====== Exercise inputs ======
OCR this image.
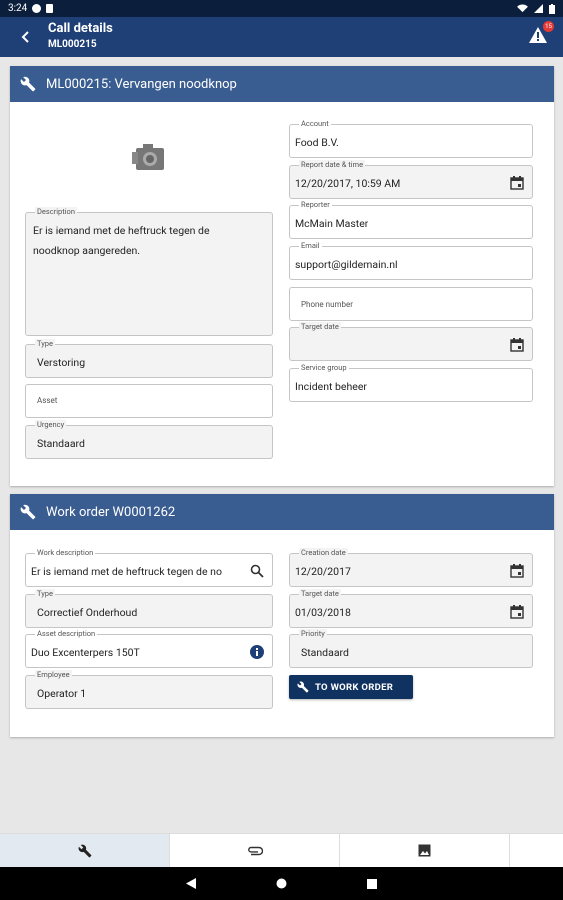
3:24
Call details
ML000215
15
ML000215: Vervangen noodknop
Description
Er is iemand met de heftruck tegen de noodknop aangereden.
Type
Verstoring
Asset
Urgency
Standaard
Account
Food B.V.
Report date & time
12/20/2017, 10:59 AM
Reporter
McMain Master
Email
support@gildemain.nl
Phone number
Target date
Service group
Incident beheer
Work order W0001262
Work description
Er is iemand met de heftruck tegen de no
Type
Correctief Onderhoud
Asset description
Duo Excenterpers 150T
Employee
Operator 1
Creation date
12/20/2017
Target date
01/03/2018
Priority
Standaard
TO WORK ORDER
======
====== Exercise inputs ======
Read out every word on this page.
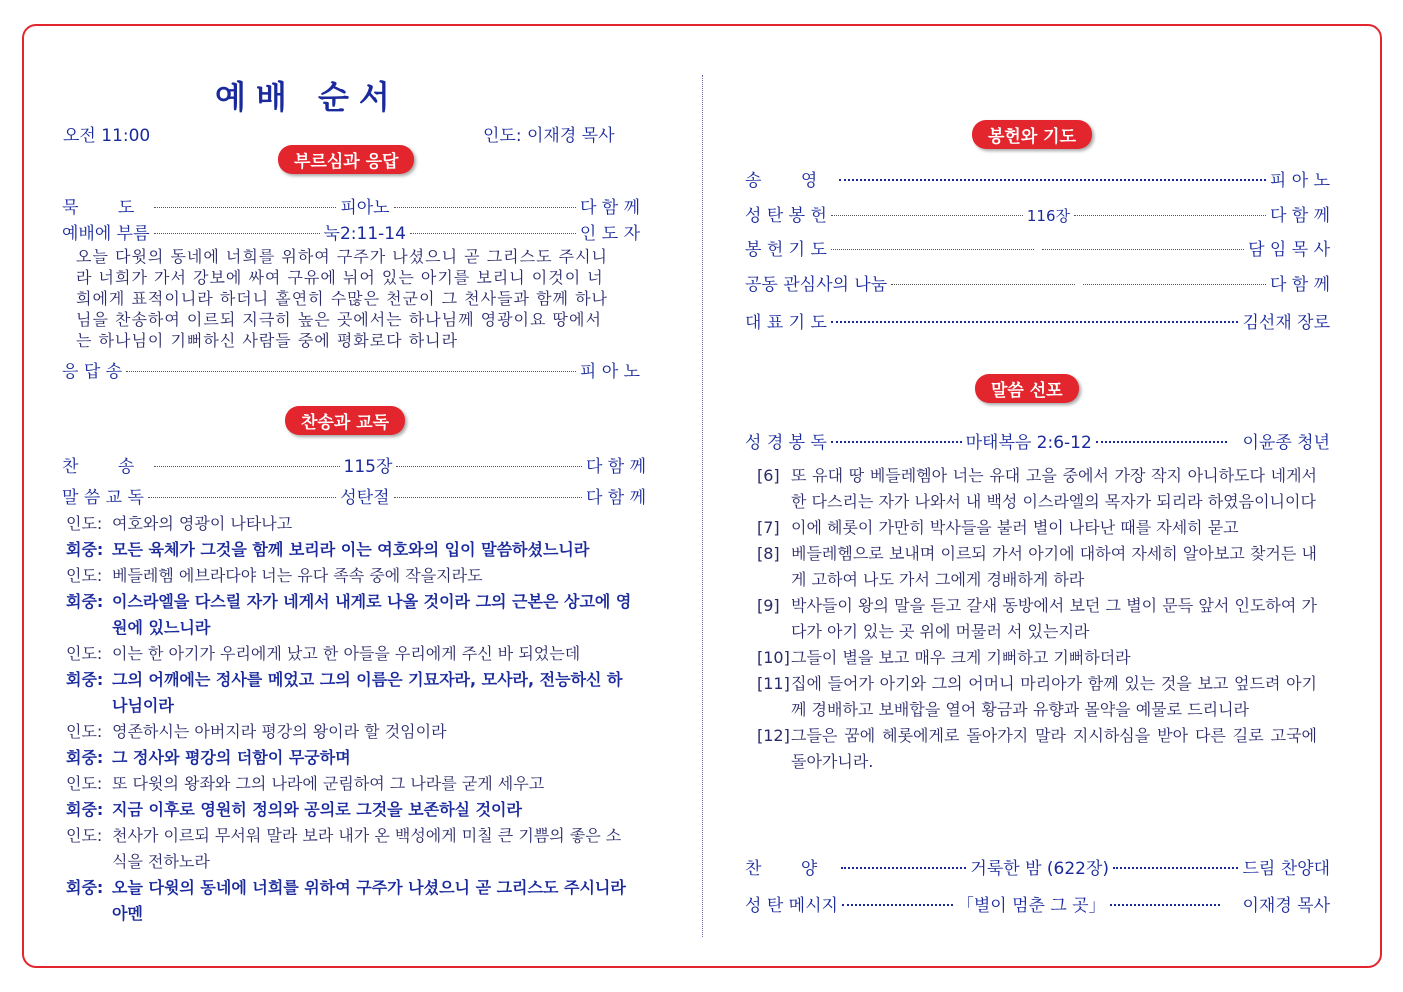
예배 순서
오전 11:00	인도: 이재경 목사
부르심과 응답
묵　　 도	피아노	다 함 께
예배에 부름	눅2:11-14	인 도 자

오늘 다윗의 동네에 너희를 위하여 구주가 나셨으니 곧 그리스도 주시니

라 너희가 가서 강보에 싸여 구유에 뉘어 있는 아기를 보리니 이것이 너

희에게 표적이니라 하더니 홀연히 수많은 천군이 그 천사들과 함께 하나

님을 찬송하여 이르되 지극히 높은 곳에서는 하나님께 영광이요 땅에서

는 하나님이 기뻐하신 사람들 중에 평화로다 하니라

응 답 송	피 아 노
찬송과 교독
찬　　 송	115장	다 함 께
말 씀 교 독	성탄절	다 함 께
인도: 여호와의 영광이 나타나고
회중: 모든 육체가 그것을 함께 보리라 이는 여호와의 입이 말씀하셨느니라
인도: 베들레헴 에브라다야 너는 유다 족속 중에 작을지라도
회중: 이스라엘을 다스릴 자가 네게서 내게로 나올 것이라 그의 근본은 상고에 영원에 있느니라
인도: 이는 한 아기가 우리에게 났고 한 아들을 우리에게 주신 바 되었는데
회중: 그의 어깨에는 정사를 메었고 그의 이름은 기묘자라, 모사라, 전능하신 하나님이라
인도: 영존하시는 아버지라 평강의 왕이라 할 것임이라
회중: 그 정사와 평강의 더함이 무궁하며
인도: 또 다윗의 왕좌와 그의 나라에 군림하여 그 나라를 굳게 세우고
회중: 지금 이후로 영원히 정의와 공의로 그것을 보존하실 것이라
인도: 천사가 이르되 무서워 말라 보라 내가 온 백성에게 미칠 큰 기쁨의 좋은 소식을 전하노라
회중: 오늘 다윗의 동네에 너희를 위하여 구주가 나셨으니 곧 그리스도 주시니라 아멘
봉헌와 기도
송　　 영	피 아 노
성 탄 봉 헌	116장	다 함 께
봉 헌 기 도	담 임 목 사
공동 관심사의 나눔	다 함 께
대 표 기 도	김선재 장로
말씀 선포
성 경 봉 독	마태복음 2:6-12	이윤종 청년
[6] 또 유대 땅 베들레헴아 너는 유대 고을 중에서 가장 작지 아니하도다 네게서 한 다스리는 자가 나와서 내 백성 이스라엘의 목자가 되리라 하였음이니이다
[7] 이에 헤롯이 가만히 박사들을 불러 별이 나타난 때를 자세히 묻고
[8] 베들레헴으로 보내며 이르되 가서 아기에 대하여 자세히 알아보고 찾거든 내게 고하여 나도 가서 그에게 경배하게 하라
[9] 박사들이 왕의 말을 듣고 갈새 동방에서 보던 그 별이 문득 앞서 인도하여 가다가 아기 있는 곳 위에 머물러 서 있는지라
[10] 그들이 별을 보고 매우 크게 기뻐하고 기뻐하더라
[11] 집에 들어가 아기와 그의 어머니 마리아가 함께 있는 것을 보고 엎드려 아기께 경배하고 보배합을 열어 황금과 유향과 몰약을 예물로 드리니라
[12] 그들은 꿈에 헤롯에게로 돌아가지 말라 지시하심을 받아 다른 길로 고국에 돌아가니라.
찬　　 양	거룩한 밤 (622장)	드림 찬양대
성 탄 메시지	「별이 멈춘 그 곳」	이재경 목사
======
====== Exercise inputs ======
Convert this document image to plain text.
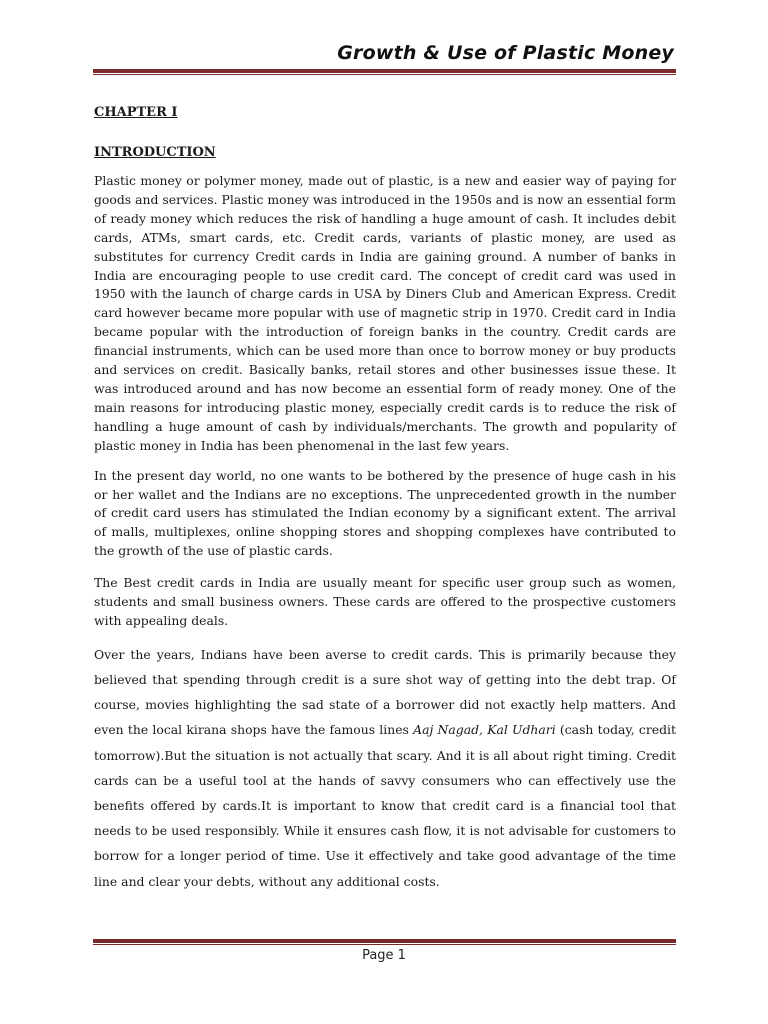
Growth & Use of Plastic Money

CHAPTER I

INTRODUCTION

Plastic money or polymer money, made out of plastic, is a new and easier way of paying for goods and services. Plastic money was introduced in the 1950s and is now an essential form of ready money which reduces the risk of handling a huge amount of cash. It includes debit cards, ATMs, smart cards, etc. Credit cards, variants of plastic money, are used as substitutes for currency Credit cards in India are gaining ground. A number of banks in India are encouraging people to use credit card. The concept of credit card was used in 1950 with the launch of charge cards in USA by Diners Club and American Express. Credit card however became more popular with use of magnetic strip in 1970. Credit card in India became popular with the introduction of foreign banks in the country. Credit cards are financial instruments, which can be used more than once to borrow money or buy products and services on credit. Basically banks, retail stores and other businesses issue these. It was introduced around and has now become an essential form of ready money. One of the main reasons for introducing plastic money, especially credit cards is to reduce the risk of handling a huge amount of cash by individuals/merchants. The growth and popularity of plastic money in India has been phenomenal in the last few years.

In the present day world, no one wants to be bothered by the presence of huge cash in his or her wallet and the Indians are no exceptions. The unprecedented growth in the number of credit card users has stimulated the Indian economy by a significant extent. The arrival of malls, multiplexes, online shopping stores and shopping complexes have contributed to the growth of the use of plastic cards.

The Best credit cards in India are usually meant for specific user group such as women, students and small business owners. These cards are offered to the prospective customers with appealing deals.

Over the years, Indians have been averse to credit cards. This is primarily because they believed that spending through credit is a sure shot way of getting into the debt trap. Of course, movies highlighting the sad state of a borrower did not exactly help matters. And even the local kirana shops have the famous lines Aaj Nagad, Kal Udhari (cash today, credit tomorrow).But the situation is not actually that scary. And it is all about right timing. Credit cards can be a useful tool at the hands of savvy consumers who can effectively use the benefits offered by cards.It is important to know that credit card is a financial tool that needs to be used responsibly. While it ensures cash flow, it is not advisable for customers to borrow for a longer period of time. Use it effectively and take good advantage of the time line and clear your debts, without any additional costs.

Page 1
======
▶ **Instruction**
In the listing, find every line with the word "time" and state how many there are, nothing more.

▶ **Solution for this task**
2